Copy all lines below containing "your".

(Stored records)
┄┄┄┄┄┄
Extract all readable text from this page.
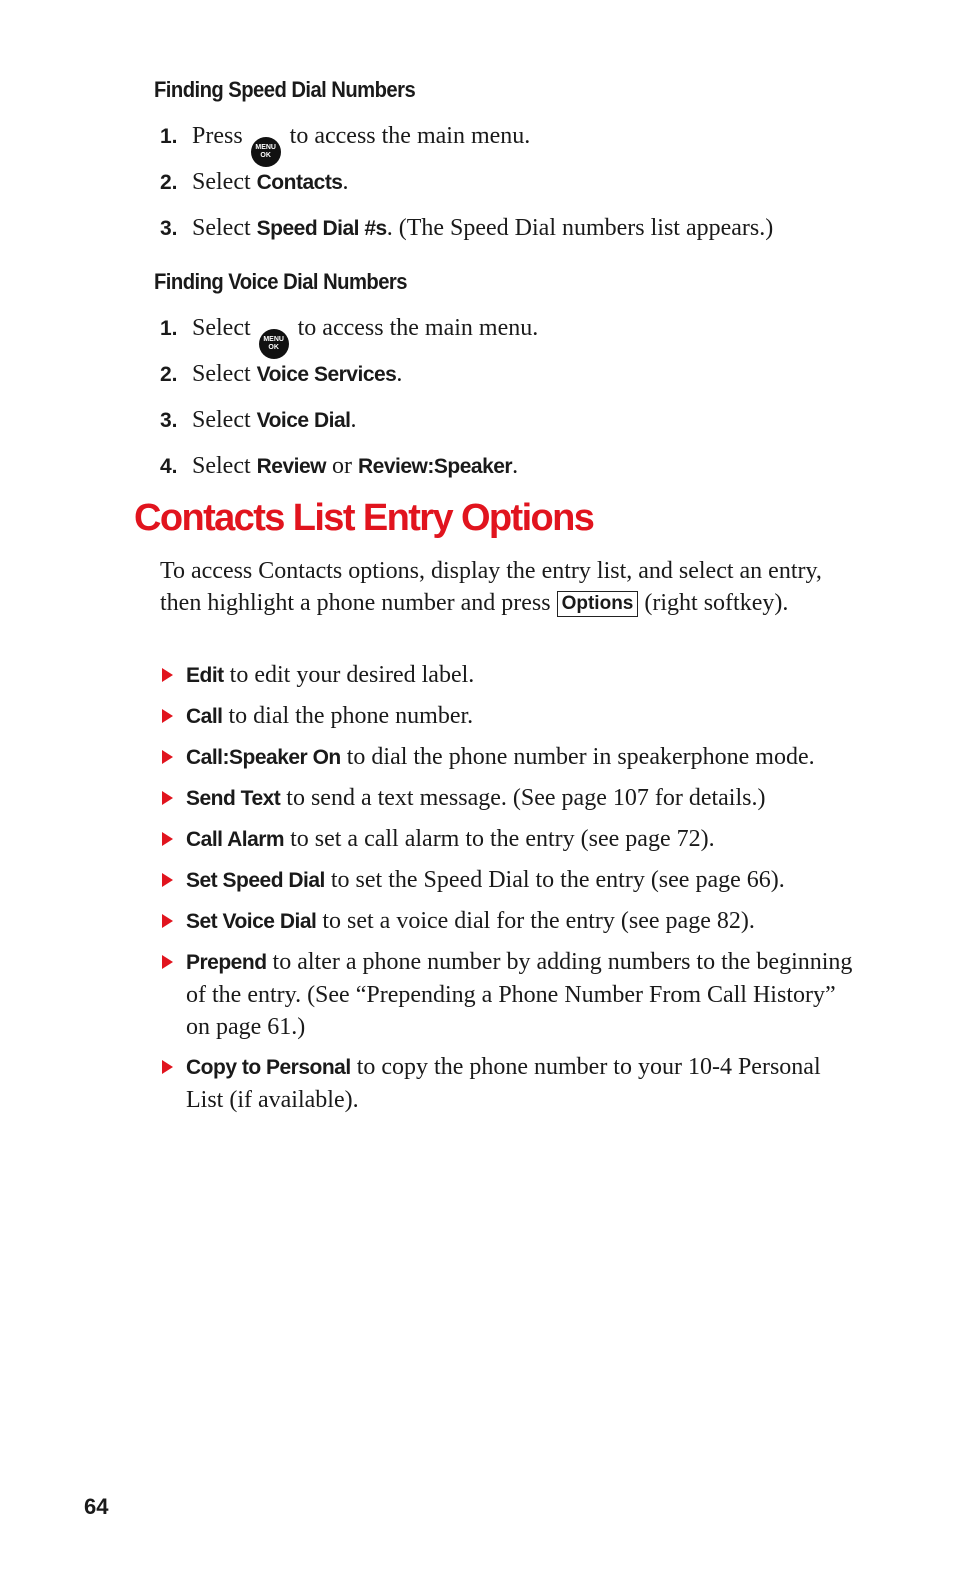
Finding Speed Dial Numbers
1. Press MENU
OK
to access the main menu.
2. Select Contacts.
3. Select Speed Dial #s. (The Speed Dial numbers list appears.)
Finding Voice Dial Numbers
1. Select MENU
OK
to access the main menu.
2. Select Voice Services.
3. Select Voice Dial.
4. Select Review or Review:Speaker.
Contacts List Entry Options
To access Contacts options, display the entry list, and select an entry, then highlight a phone number and press Options (right softkey).
Edit to edit your desired label.
Call to dial the phone number.
Call:Speaker On to dial the phone number in speakerphone mode.
Send Text to send a text message. (See page 107 for details.)
Call Alarm to set a call alarm to the entry (see page 72).
Set Speed Dial to set the Speed Dial to the entry (see page 66).
Set Voice Dial to set a voice dial for the entry (see page 82).
Prepend to alter a phone number by adding numbers to the beginning of the entry. (See “Prepending a Phone Number From Call History” on page 61.)
Copy to Personal to copy the phone number to your 10-4 Personal List (if available).
64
┄┄┄┄┄┄
[Answer]
Edit to edit your desired label.
Copy to Personal to copy the phone number to your 10-4 Personal List (if available).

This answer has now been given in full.